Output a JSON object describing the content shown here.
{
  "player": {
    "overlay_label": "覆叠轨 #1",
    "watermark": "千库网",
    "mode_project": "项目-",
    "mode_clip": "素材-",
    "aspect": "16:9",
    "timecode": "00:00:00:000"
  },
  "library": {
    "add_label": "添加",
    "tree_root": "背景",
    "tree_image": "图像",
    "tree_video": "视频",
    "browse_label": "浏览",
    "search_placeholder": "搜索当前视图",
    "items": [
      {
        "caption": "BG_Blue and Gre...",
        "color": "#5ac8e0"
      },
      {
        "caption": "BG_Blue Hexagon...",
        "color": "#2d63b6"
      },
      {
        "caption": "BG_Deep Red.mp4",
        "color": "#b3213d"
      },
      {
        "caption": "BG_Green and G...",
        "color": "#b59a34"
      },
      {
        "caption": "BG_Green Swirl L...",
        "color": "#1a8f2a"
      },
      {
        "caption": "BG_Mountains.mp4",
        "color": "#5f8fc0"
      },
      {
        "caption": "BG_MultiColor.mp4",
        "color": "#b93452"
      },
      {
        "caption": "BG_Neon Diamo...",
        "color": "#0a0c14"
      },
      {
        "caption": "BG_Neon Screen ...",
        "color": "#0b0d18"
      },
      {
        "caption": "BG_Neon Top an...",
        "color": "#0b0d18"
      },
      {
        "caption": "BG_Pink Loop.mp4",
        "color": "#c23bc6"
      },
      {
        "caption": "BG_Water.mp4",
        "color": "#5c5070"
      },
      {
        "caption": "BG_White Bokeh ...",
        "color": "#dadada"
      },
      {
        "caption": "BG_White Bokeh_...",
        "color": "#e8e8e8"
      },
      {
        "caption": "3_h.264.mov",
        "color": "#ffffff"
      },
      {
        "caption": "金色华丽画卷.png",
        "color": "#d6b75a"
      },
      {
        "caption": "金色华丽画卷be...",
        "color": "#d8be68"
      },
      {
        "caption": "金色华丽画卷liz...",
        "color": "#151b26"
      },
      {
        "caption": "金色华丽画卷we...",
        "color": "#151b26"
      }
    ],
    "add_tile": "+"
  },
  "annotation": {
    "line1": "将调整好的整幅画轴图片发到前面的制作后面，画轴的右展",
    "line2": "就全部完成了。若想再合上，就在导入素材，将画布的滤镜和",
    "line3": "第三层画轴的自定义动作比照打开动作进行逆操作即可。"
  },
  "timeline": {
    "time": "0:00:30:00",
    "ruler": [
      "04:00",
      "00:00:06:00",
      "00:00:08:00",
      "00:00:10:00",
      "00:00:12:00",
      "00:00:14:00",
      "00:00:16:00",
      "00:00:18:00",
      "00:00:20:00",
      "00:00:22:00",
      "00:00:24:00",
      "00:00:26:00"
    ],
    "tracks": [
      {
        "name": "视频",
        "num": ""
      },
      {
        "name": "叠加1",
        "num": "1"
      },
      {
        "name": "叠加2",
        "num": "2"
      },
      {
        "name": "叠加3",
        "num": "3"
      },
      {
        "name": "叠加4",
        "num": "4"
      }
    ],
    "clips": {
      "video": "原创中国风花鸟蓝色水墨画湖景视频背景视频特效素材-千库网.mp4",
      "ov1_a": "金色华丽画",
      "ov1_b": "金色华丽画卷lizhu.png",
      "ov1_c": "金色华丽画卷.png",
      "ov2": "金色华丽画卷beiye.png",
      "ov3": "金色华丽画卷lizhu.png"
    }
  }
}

DIRECTIONS =
Retype the data in full and match it exactly.

SOLUTION FOR THIS PROBLEM =
Output a JSON object describing the content shown here.
{
  "player": {
    "overlay_label": "覆叠轨 #1",
    "watermark": "千库网",
    "mode_project": "项目-",
    "mode_clip": "素材-",
    "aspect": "16:9",
    "timecode": "00:00:00:000"
  },
  "library": {
    "add_label": "添加",
    "tree_root": "背景",
    "tree_image": "图像",
    "tree_video": "视频",
    "browse_label": "浏览",
    "search_placeholder": "搜索当前视图",
    "items": [
      {
        "caption": "BG_Blue and Gre...",
        "color": "#5ac8e0"
      },
      {
        "caption": "BG_Blue Hexagon...",
        "color": "#2d63b6"
      },
      {
        "caption": "BG_Deep Red.mp4",
        "color": "#b3213d"
      },
      {
        "caption": "BG_Green and G...",
        "color": "#b59a34"
      },
      {
        "caption": "BG_Green Swirl L...",
        "color": "#1a8f2a"
      },
      {
        "caption": "BG_Mountains.mp4",
        "color": "#5f8fc0"
      },
      {
        "caption": "BG_MultiColor.mp4",
        "color": "#b93452"
      },
      {
        "caption": "BG_Neon Diamo...",
        "color": "#0a0c14"
      },
      {
        "caption": "BG_Neon Screen ...",
        "color": "#0b0d18"
      },
      {
        "caption": "BG_Neon Top an...",
        "color": "#0b0d18"
      },
      {
        "caption": "BG_Pink Loop.mp4",
        "color": "#c23bc6"
      },
      {
        "caption": "BG_Water.mp4",
        "color": "#5c5070"
      },
      {
        "caption": "BG_White Bokeh ...",
        "color": "#dadada"
      },
      {
        "caption": "BG_White Bokeh_...",
        "color": "#e8e8e8"
      },
      {
        "caption": "3_h.264.mov",
        "color": "#ffffff"
      },
      {
        "caption": "金色华丽画卷.png",
        "color": "#d6b75a"
      },
      {
        "caption": "金色华丽画卷be...",
        "color": "#d8be68"
      },
      {
        "caption": "金色华丽画卷liz...",
        "color": "#151b26"
      },
      {
        "caption": "金色华丽画卷we...",
        "color": "#151b26"
      }
    ],
    "add_tile": "+"
  },
  "annotation": {
    "line1": "将调整好的整幅画轴图片发到前面的制作后面，画轴的右展",
    "line2": "就全部完成了。若想再合上，就在导入素材，将画布的滤镜和",
    "line3": "第三层画轴的自定义动作比照打开动作进行逆操作即可。"
  },
  "timeline": {
    "time": "0:00:30:00",
    "ruler": [
      "04:00",
      "00:00:06:00",
      "00:00:08:00",
      "00:00:10:00",
      "00:00:12:00",
      "00:00:14:00",
      "00:00:16:00",
      "00:00:18:00",
      "00:00:20:00",
      "00:00:22:00",
      "00:00:24:00",
      "00:00:26:00"
    ],
    "tracks": [
      {
        "name": "视频",
        "num": ""
      },
      {
        "name": "叠加1",
        "num": "1"
      },
      {
        "name": "叠加2",
        "num": "2"
      },
      {
        "name": "叠加3",
        "num": "3"
      },
      {
        "name": "叠加4",
        "num": "4"
      }
    ],
    "clips": {
      "video": "原创中国风花鸟蓝色水墨画湖景视频背景视频特效素材-千库网.mp4",
      "ov1_a": "金色华丽画",
      "ov1_b": "金色华丽画卷lizhu.png",
      "ov1_c": "金色华丽画卷.png",
      "ov2": "金色华丽画卷beiye.png",
      "ov3": "金色华丽画卷lizhu.png"
    }
  }
}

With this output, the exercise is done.